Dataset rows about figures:
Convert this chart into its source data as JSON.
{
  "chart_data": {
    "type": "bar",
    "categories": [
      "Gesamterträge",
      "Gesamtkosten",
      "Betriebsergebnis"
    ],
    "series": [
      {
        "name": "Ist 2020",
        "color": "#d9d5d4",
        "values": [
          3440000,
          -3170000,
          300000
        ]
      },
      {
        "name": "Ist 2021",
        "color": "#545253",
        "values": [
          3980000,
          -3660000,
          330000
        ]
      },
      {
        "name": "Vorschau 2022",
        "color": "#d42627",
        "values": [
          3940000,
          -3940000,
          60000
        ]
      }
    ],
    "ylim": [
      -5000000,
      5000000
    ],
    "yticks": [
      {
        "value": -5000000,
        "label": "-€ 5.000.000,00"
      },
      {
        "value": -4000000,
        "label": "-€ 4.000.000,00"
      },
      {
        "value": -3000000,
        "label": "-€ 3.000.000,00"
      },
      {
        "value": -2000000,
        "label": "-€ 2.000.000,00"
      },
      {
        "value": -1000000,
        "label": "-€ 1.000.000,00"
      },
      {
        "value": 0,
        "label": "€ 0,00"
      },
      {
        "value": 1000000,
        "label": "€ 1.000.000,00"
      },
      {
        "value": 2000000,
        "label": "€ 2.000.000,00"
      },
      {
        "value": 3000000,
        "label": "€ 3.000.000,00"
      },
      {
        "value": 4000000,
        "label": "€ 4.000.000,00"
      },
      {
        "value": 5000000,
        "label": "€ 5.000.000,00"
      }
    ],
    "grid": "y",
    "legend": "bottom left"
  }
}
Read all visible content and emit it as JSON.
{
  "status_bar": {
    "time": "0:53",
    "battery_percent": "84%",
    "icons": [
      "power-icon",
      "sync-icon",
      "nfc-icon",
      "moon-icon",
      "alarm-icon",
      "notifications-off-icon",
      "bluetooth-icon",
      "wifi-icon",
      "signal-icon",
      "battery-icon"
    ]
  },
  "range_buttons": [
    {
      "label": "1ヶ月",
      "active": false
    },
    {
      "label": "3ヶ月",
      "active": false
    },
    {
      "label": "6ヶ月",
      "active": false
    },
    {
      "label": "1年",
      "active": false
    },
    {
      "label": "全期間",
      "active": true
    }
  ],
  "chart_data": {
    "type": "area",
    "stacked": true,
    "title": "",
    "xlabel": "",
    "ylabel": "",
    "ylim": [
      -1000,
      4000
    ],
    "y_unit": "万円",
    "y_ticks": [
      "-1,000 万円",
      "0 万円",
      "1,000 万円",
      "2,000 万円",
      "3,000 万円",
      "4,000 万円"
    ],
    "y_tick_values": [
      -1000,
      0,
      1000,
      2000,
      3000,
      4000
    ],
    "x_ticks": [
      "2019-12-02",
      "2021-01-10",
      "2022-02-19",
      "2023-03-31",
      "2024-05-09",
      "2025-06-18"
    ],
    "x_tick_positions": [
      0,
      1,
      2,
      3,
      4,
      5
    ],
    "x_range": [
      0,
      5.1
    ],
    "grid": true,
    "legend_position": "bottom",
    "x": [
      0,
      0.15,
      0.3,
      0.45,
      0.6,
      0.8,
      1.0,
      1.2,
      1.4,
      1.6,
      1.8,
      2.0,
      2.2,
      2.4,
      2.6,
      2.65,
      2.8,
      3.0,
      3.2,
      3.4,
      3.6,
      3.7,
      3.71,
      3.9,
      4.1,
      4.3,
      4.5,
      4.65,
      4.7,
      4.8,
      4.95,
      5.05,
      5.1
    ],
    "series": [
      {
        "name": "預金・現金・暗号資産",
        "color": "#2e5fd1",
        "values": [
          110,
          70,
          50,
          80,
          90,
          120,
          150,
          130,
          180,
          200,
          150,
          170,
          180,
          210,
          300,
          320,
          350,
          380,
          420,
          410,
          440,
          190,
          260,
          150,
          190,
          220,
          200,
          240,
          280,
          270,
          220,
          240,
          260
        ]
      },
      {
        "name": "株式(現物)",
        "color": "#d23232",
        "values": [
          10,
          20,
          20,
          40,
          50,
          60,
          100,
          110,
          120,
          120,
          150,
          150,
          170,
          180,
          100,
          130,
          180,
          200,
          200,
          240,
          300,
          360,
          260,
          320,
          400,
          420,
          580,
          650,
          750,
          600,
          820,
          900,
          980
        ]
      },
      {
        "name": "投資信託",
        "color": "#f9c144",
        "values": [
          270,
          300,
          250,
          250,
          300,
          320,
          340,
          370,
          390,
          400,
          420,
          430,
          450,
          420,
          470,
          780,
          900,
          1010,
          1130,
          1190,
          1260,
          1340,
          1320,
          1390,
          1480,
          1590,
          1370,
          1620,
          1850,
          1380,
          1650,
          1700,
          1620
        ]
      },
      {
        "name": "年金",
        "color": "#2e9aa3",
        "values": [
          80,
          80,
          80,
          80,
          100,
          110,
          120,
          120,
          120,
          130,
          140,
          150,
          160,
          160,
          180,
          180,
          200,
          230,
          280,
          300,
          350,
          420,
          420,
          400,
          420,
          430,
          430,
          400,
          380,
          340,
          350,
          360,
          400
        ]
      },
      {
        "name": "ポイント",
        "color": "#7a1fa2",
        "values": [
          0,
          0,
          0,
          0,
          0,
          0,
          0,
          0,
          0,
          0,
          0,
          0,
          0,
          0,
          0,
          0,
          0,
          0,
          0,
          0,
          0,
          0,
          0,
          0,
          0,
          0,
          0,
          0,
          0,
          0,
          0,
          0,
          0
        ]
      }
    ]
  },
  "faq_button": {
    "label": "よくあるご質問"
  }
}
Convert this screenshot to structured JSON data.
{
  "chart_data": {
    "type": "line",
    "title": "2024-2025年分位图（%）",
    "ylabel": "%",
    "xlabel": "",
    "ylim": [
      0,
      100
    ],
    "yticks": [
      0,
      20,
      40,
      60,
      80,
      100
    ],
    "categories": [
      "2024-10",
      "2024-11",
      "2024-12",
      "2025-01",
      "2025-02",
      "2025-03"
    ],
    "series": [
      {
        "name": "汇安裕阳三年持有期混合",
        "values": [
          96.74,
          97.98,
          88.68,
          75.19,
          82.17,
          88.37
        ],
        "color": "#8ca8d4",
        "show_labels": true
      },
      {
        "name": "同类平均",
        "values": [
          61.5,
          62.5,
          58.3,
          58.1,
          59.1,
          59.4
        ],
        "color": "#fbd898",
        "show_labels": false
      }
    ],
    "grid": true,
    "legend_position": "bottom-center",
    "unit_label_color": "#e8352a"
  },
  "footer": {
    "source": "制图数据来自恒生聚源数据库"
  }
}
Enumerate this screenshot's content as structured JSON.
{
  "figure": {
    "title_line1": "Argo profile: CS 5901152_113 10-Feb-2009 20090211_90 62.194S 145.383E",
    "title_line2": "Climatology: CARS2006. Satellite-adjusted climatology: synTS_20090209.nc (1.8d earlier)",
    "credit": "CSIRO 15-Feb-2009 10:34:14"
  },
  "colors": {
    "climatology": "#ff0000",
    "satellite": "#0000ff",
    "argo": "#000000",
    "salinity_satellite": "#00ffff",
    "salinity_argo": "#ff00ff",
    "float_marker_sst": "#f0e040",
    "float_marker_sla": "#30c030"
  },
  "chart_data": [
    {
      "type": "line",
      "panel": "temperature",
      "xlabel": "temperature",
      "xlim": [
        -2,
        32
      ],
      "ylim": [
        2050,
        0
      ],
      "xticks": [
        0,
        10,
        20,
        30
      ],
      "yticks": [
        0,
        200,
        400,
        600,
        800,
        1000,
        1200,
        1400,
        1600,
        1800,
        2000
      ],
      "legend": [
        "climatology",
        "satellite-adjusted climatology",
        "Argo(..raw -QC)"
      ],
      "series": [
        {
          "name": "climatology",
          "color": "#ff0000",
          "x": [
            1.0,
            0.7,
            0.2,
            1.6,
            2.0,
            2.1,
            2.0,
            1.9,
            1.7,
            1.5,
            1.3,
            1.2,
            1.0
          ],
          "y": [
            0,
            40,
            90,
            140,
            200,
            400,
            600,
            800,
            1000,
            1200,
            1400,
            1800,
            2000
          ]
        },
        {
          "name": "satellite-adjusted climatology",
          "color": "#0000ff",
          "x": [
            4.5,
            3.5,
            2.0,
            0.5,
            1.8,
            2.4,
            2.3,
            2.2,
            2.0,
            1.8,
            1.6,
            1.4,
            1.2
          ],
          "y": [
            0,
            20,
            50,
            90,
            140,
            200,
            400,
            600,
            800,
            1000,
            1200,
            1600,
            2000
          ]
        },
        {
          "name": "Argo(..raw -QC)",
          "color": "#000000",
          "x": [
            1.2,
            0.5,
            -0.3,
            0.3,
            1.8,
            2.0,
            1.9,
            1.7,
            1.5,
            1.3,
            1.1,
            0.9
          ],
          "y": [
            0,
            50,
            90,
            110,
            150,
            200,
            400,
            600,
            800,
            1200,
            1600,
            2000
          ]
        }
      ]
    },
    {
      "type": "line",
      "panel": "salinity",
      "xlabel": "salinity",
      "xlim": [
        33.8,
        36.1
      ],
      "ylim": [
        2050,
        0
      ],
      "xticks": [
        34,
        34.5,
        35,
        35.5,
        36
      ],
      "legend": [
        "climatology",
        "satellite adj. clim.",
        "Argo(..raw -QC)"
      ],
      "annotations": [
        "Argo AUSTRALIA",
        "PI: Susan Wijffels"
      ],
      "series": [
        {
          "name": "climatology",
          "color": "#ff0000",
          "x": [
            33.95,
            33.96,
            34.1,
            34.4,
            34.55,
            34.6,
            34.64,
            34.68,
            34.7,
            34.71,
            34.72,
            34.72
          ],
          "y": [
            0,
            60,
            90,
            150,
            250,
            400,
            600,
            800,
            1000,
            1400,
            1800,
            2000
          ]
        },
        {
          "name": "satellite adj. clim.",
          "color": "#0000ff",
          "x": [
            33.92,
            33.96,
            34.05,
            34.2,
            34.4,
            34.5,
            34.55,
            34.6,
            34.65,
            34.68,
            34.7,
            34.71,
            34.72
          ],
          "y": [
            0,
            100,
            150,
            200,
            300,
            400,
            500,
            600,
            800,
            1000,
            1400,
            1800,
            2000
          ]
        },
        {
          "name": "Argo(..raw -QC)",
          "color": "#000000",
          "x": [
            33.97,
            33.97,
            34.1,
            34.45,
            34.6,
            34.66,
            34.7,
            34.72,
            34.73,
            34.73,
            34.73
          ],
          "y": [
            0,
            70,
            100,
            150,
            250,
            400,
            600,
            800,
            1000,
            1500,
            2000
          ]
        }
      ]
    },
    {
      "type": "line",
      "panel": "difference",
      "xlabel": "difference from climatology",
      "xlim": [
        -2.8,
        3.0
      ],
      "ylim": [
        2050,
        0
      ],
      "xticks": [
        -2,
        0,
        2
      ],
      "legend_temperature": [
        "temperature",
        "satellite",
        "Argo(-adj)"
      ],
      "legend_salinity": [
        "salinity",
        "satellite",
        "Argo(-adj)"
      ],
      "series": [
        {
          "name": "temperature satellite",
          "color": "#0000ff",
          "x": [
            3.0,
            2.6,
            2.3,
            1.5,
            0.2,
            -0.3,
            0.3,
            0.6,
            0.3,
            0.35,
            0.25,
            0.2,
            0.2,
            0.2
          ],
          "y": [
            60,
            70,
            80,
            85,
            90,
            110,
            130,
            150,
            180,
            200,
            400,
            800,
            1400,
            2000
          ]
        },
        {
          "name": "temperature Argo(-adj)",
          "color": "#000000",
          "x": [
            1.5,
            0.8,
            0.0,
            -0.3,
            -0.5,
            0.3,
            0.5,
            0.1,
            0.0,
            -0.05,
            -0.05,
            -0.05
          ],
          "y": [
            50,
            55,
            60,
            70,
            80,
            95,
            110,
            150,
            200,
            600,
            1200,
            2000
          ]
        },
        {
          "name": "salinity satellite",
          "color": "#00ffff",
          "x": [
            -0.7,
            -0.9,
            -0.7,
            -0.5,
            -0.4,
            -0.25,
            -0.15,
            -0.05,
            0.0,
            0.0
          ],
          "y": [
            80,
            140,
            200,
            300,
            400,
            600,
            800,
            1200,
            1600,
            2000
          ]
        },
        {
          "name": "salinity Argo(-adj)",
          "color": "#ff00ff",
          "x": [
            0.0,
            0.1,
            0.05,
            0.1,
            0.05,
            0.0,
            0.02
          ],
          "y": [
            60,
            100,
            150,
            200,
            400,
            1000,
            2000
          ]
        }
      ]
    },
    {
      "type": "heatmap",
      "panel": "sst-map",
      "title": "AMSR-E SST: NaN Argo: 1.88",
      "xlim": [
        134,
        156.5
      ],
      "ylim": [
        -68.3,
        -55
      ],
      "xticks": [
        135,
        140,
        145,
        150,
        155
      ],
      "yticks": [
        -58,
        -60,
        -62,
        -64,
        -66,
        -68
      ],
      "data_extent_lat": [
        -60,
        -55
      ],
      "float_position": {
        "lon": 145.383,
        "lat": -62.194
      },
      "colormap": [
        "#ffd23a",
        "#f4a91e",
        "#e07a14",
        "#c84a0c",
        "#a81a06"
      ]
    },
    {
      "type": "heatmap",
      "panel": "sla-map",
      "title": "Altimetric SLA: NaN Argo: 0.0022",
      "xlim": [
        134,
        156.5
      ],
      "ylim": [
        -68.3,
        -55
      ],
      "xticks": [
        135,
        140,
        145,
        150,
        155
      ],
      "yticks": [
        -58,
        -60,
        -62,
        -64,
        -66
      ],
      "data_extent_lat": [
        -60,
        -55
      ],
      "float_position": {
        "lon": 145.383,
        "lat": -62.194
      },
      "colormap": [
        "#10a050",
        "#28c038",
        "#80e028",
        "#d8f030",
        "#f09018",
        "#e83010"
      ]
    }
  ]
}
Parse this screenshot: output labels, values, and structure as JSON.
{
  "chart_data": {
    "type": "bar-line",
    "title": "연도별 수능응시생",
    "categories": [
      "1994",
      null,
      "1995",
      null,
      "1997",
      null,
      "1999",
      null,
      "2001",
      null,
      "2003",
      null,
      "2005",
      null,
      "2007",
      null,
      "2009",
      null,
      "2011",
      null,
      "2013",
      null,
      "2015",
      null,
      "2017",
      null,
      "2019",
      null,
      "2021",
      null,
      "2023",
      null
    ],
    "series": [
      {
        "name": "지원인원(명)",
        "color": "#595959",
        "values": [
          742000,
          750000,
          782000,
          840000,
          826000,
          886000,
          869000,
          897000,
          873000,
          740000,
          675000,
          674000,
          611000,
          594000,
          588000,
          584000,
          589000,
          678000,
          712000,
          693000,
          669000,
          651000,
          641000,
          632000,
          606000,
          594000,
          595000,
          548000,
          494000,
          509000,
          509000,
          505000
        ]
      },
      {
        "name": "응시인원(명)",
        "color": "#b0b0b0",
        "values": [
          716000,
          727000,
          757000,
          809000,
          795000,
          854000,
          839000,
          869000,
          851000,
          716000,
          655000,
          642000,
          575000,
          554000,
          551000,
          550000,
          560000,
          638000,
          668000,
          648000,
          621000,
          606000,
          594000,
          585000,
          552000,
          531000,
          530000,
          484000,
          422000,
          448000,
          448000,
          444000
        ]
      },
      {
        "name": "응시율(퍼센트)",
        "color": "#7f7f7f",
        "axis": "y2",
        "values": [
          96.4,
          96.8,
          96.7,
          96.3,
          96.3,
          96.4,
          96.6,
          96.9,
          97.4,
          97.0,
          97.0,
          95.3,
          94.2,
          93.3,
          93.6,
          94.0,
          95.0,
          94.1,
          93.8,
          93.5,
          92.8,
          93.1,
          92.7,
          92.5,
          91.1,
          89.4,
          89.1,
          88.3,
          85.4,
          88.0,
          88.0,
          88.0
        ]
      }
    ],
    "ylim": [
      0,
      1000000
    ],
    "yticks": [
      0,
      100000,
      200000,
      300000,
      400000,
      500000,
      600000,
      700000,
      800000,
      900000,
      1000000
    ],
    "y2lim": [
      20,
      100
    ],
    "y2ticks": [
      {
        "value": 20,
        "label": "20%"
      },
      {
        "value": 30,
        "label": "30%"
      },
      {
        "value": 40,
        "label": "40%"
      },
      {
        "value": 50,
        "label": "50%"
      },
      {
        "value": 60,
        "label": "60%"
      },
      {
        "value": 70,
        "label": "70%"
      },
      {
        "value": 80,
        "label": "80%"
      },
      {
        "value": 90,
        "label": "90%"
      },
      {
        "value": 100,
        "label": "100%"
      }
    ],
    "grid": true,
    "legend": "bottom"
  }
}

Problem statement -> What is the number of lines above that contain "structured"? Answer with that number only.

Right answer -> 2